Exercise materials =
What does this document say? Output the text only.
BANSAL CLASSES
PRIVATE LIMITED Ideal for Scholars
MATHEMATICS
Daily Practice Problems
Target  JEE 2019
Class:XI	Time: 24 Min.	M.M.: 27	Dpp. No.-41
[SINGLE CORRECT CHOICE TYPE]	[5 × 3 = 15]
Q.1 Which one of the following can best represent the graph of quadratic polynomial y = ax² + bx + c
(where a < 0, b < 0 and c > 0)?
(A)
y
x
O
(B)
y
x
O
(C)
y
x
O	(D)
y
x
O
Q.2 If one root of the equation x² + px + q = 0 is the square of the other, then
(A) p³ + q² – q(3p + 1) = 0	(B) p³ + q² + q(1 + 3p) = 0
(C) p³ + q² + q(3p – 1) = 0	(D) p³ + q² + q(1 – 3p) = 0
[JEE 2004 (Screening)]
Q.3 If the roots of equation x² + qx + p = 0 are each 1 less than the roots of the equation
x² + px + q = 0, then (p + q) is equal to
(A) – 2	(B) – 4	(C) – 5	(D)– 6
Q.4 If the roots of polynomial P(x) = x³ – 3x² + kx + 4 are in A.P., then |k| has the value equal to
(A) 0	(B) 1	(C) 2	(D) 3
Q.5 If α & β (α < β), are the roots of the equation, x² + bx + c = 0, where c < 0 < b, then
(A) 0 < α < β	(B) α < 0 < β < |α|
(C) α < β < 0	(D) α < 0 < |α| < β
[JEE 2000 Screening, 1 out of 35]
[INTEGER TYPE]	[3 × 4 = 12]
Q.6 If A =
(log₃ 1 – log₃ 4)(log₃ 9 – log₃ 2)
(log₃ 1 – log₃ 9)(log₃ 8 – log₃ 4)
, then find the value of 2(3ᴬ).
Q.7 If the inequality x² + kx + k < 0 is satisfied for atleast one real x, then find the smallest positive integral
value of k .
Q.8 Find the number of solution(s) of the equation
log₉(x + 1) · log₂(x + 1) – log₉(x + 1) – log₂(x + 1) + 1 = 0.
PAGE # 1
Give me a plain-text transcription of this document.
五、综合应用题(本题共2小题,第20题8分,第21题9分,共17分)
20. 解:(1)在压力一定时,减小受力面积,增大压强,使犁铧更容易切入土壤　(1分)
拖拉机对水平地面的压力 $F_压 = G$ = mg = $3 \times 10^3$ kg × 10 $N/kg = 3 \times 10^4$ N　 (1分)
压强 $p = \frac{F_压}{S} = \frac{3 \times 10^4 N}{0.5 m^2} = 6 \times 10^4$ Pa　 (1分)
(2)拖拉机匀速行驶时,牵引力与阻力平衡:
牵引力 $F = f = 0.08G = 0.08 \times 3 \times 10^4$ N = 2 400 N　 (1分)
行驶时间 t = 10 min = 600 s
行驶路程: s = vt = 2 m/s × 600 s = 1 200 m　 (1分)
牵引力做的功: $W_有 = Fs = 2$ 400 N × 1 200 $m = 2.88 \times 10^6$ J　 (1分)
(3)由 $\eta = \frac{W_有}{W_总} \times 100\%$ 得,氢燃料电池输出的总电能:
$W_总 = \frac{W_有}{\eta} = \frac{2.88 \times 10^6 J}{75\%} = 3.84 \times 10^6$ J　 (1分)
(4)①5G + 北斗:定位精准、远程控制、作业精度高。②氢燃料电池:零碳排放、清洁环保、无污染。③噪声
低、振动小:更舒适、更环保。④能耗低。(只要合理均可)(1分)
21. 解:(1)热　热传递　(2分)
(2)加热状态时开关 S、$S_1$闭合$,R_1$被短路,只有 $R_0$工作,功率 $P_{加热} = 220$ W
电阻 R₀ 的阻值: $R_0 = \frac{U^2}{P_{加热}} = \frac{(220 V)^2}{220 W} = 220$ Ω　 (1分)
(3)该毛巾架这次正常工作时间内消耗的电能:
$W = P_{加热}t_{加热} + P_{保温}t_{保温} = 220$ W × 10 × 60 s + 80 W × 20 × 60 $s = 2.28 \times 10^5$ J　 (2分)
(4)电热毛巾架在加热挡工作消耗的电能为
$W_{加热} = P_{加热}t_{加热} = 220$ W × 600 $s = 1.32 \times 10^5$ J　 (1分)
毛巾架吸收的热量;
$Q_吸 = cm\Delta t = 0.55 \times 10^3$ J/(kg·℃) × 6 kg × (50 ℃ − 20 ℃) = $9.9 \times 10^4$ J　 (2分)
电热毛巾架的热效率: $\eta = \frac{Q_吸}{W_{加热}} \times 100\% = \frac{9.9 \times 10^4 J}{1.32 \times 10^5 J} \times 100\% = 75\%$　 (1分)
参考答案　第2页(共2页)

Exercise directions =
Transcribe the whole listing with nothing added or left out.

Task solution =
What does this document say? Output the text only.
BANSAL CLASSES
PRIVATE LIMITED Ideal for Scholars
MATHEMATICS
Daily Practice Problems
Target  JEE 2019
Class:XI	Time: 24 Min.	M.M.: 27	Dpp. No.-41
[SINGLE CORRECT CHOICE TYPE]	[5 × 3 = 15]
Q.1 Which one of the following can best represent the graph of quadratic polynomial y = ax² + bx + c
(where a < 0, b < 0 and c > 0)?
(A)
y
x
O
(B)
y
x
O
(C)
y
x
O	(D)
y
x
O
Q.2 If one root of the equation x² + px + q = 0 is the square of the other, then
(A) p³ + q² – q(3p + 1) = 0	(B) p³ + q² + q(1 + 3p) = 0
(C) p³ + q² + q(3p – 1) = 0	(D) p³ + q² + q(1 – 3p) = 0
[JEE 2004 (Screening)]
Q.3 If the roots of equation x² + qx + p = 0 are each 1 less than the roots of the equation
x² + px + q = 0, then (p + q) is equal to
(A) – 2	(B) – 4	(C) – 5	(D)– 6
Q.4 If the roots of polynomial P(x) = x³ – 3x² + kx + 4 are in A.P., then |k| has the value equal to
(A) 0	(B) 1	(C) 2	(D) 3
Q.5 If α & β (α < β), are the roots of the equation, x² + bx + c = 0, where c < 0 < b, then
(A) 0 < α < β	(B) α < 0 < β < |α|
(C) α < β < 0	(D) α < 0 < |α| < β
[JEE 2000 Screening, 1 out of 35]
[INTEGER TYPE]	[3 × 4 = 12]
Q.6 If A =
(log₃ 1 – log₃ 4)(log₃ 9 – log₃ 2)
(log₃ 1 – log₃ 9)(log₃ 8 – log₃ 4)
, then find the value of 2(3ᴬ).
Q.7 If the inequality x² + kx + k < 0 is satisfied for atleast one real x, then find the smallest positive integral
value of k .
Q.8 Find the number of solution(s) of the equation
log₉(x + 1) · log₂(x + 1) – log₉(x + 1) – log₂(x + 1) + 1 = 0.
PAGE # 1
Give me a plain-text transcription of this document.
五、综合应用题(本题共2小题,第20题8分,第21题9分,共17分)
20. 解:(1)在压力一定时,减小受力面积,增大压强,使犁铧更容易切入土壤　(1分)
拖拉机对水平地面的压力 $F_压 = G$ = mg = $3 \times 10^3$ kg × 10 $N/kg = 3 \times 10^4$ N　 (1分)
压强 $p = \frac{F_压}{S} = \frac{3 \times 10^4 N}{0.5 m^2} = 6 \times 10^4$ Pa　 (1分)
(2)拖拉机匀速行驶时,牵引力与阻力平衡:
牵引力 $F = f = 0.08G = 0.08 \times 3 \times 10^4$ N = 2 400 N　 (1分)
行驶时间 t = 10 min = 600 s
行驶路程: s = vt = 2 m/s × 600 s = 1 200 m　 (1分)
牵引力做的功: $W_有 = Fs = 2$ 400 N × 1 200 $m = 2.88 \times 10^6$ J　 (1分)
(3)由 $\eta = \frac{W_有}{W_总} \times 100\%$ 得,氢燃料电池输出的总电能:
$W_总 = \frac{W_有}{\eta} = \frac{2.88 \times 10^6 J}{75\%} = 3.84 \times 10^6$ J　 (1分)
(4)①5G + 北斗:定位精准、远程控制、作业精度高。②氢燃料电池:零碳排放、清洁环保、无污染。③噪声
低、振动小:更舒适、更环保。④能耗低。(只要合理均可)(1分)
21. 解:(1)热　热传递　(2分)
(2)加热状态时开关 S、$S_1$闭合$,R_1$被短路,只有 $R_0$工作,功率 $P_{加热} = 220$ W
电阻 R₀ 的阻值: $R_0 = \frac{U^2}{P_{加热}} = \frac{(220 V)^2}{220 W} = 220$ Ω　 (1分)
(3)该毛巾架这次正常工作时间内消耗的电能:
$W = P_{加热}t_{加热} + P_{保温}t_{保温} = 220$ W × 10 × 60 s + 80 W × 20 × 60 $s = 2.28 \times 10^5$ J　 (2分)
(4)电热毛巾架在加热挡工作消耗的电能为
$W_{加热} = P_{加热}t_{加热} = 220$ W × 600 $s = 1.32 \times 10^5$ J　 (1分)
毛巾架吸收的热量;
$Q_吸 = cm\Delta t = 0.55 \times 10^3$ J/(kg·℃) × 6 kg × (50 ℃ − 20 ℃) = $9.9 \times 10^4$ J　 (2分)
电热毛巾架的热效率: $\eta = \frac{Q_吸}{W_{加热}} \times 100\% = \frac{9.9 \times 10^4 J}{1.32 \times 10^5 J} \times 100\% = 75\%$　 (1分)
参考答案　第2页(共2页)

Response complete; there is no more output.